*TASK GOAL*:
Gather each line containing the string "информации" from these entries.

— Start of DATA SHOWN —

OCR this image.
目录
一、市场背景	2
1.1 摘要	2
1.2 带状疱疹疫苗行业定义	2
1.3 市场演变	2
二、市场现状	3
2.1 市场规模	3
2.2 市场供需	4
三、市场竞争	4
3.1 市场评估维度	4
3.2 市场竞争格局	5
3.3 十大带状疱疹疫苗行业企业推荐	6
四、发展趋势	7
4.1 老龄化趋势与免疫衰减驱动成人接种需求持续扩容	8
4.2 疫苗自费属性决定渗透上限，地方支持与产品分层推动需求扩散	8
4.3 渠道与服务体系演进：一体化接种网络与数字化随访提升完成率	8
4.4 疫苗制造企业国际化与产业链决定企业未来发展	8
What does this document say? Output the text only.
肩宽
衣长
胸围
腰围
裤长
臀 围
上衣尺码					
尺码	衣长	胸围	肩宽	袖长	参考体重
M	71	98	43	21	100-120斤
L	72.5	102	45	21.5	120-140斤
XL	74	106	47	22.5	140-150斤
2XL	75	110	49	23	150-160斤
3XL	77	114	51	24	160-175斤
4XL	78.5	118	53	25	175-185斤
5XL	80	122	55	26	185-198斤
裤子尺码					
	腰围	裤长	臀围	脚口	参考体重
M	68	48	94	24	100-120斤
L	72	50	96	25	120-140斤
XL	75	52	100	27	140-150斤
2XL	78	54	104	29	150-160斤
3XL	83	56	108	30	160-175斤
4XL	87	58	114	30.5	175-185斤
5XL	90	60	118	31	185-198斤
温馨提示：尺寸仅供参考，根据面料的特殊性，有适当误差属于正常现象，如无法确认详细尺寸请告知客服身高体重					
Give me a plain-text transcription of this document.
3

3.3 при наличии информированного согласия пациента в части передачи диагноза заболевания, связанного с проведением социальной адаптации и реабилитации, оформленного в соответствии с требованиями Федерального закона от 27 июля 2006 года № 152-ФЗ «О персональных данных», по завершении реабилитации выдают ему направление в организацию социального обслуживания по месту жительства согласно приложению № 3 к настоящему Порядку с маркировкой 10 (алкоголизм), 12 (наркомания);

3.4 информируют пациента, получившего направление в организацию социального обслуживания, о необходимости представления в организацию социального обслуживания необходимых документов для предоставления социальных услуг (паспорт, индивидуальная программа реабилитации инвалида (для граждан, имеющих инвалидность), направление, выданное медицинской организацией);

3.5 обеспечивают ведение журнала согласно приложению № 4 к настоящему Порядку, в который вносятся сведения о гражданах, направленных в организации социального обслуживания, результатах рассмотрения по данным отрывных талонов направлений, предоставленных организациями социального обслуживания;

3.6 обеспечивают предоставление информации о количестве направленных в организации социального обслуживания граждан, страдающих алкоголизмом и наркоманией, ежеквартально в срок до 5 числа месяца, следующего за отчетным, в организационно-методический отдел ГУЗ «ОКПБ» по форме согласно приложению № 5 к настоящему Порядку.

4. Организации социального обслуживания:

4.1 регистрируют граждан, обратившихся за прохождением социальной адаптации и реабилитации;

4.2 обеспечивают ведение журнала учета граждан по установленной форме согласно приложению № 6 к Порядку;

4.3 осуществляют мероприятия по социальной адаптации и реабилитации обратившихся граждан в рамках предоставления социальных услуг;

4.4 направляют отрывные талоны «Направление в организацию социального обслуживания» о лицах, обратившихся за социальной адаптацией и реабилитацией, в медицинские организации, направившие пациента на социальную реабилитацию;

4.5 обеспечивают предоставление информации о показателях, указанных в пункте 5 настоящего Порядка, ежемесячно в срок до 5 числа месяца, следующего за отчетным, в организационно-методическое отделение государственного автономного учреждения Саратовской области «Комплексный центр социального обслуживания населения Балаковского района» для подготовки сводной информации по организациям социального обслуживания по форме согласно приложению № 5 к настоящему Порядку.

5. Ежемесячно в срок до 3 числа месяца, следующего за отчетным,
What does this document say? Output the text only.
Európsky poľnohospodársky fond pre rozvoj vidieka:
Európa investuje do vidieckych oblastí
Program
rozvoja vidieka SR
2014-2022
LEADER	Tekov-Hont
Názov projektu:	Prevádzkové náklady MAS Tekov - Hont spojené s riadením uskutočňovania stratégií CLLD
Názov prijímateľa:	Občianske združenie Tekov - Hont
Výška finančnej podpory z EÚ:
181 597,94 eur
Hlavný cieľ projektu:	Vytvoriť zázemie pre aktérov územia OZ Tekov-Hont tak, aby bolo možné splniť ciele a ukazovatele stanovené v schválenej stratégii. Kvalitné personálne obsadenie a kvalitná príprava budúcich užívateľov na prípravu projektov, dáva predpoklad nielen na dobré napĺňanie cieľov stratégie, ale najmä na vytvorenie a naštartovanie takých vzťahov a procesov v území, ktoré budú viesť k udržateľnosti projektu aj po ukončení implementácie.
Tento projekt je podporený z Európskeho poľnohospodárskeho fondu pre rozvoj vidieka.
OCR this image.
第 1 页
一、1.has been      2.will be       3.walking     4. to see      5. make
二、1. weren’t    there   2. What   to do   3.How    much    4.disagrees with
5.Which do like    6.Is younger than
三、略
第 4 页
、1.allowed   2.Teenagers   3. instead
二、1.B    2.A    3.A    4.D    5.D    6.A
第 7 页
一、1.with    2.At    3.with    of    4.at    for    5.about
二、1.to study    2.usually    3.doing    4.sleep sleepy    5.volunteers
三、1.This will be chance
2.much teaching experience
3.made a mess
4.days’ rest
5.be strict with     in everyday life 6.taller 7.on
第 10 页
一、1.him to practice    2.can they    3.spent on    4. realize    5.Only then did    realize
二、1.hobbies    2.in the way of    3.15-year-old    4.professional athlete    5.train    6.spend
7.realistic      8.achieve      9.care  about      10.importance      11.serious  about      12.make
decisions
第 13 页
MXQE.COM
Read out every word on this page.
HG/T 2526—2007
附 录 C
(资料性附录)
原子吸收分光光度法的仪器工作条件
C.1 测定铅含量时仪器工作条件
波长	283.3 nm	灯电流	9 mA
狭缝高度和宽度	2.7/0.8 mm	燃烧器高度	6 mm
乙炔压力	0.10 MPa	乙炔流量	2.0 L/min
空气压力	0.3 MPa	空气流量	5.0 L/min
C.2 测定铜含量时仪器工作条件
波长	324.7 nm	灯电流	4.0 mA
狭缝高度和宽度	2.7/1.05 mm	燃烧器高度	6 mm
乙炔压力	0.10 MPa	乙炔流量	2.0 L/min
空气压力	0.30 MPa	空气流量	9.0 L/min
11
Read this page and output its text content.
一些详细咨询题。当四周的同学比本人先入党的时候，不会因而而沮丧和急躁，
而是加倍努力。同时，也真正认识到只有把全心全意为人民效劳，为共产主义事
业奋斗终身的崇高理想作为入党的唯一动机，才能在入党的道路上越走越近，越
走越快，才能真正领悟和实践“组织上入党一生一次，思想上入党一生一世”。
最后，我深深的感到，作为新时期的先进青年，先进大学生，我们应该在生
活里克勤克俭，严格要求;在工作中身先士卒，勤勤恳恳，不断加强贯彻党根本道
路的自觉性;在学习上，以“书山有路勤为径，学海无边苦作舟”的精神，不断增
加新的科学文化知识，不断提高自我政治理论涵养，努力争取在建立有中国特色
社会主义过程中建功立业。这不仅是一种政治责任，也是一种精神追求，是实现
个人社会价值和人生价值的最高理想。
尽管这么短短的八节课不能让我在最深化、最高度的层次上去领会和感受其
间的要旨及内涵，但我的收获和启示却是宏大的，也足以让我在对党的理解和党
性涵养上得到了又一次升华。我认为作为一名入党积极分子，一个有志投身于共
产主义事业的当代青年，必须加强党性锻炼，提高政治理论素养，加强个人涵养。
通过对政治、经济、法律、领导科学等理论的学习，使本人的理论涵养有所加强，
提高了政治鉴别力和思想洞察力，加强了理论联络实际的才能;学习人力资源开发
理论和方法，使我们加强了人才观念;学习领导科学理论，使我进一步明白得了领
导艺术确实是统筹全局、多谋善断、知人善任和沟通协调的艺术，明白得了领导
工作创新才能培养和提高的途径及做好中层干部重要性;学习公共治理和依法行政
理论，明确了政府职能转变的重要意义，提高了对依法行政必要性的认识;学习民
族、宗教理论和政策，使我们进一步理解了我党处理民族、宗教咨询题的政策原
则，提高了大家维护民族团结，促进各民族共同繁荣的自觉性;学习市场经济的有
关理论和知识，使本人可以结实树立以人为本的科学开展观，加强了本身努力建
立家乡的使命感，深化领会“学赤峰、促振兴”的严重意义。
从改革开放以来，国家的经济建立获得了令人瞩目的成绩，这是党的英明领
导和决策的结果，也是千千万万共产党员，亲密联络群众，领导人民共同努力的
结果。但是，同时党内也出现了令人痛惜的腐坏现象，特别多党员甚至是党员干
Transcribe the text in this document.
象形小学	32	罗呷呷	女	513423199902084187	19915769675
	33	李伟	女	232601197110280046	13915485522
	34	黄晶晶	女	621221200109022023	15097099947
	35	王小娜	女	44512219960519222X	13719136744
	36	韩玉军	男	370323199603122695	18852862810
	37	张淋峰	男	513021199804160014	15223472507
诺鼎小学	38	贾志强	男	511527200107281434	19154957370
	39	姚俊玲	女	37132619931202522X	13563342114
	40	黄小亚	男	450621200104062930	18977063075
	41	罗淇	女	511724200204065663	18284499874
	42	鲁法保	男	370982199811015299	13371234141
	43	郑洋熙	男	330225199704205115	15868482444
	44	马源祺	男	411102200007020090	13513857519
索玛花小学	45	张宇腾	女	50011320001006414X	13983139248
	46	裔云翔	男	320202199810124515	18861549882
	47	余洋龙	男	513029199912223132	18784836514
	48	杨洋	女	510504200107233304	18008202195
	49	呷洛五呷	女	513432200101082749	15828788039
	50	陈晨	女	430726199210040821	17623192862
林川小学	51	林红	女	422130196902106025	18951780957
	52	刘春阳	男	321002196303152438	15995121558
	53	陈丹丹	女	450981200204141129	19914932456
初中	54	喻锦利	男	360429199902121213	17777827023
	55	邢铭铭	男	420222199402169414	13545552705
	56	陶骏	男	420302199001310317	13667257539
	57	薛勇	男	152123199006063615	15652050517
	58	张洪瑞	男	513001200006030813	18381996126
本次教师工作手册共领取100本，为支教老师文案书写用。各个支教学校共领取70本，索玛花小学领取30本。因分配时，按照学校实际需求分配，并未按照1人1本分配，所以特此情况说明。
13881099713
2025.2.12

— End of DATA SHOWN —

*RESPONSE TO THE TASK*:
3.6 обеспечивают предоставление информации о количестве направленных в организации социального обслуживания граждан, страдающих алкоголизмом и наркоманией, ежеквартально в срок до 5 числа месяца, следующего за отчетным, в организационно-методический отдел ГУЗ «ОКПБ» по форме согласно приложению № 5 к настоящему Порядку.
4.5 обеспечивают предоставление информации о показателях, указанных в пункте 5 настоящего Порядка, ежемесячно в срок до 5 числа месяца, следующего за отчетным, в организационно-методическое отделение государственного автономного учреждения Саратовской области «Комплексный центр социального обслуживания населения Балаковского района» для подготовки сводной информации по организациям социального обслуживания по форме согласно приложению № 5 к настоящему Порядку.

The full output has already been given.